--- Given information ---
■ ■ ■

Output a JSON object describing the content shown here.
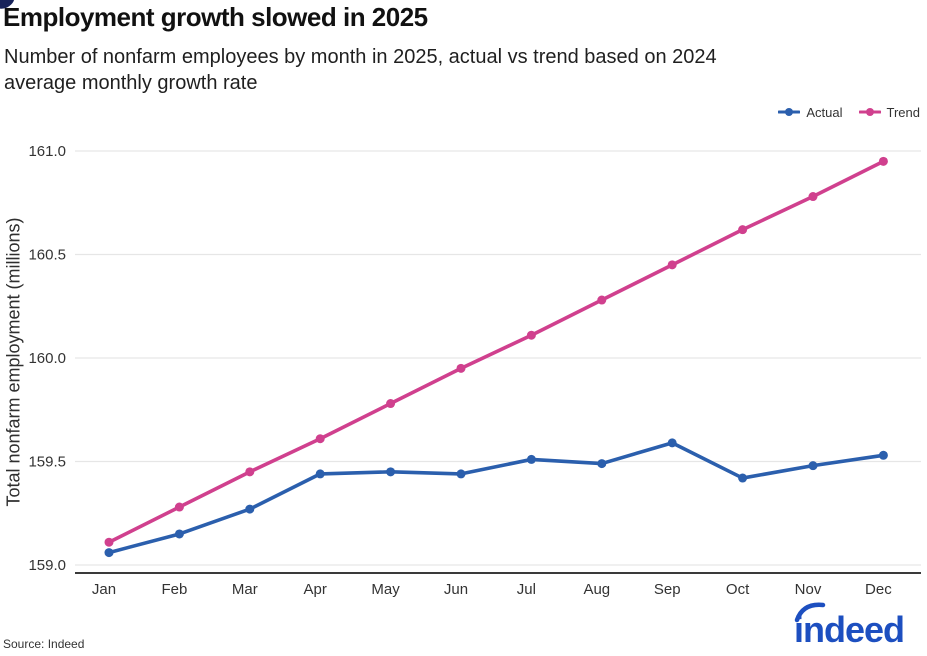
{
  "chart_data": {
    "type": "line",
    "title": "Employment growth slowed in 2025",
    "subtitle_lines": [
      "Number of nonfarm employees by month in 2025, actual vs trend based on 2024",
      "average monthly growth rate"
    ],
    "categories": [
      "Jan",
      "Feb",
      "Mar",
      "Apr",
      "May",
      "Jun",
      "Jul",
      "Aug",
      "Sep",
      "Oct",
      "Nov",
      "Dec"
    ],
    "series": [
      {
        "name": "Actual",
        "color": "#2b5fad",
        "values": [
          159.06,
          159.15,
          159.27,
          159.44,
          159.45,
          159.44,
          159.51,
          159.49,
          159.59,
          159.42,
          159.48,
          159.53
        ]
      },
      {
        "name": "Trend",
        "color": "#d0408e",
        "values": [
          159.11,
          159.28,
          159.45,
          159.61,
          159.78,
          159.95,
          160.11,
          160.28,
          160.45,
          160.62,
          160.78,
          160.95
        ]
      }
    ],
    "ylabel": "Total nonfarm employment (millions)",
    "yticks": [
      "159.0",
      "159.5",
      "160.0",
      "160.5",
      "161.0"
    ],
    "ylim": [
      158.96,
      161.05
    ],
    "grid": "horizontal",
    "legend_position": "top-right"
  },
  "footer": {
    "source": "Source: Indeed",
    "logo_text": "indeed",
    "logo_color": "#1d4fc0"
  },
  "colors": {
    "grid": "#e6e6e6",
    "axis": "#3a3a3a",
    "tick_text": "#333333",
    "corner_artifact": "#18235a"
  }
}
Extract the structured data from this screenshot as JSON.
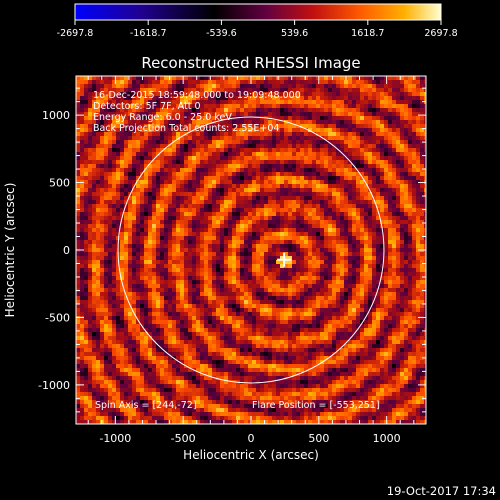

■ ■ ■

--- Task statement ---
In the records above, find the lines containing "growth" and copy them.

--- The result ---
    "title": "Employment growth slowed in 2025",
      "average monthly growth rate"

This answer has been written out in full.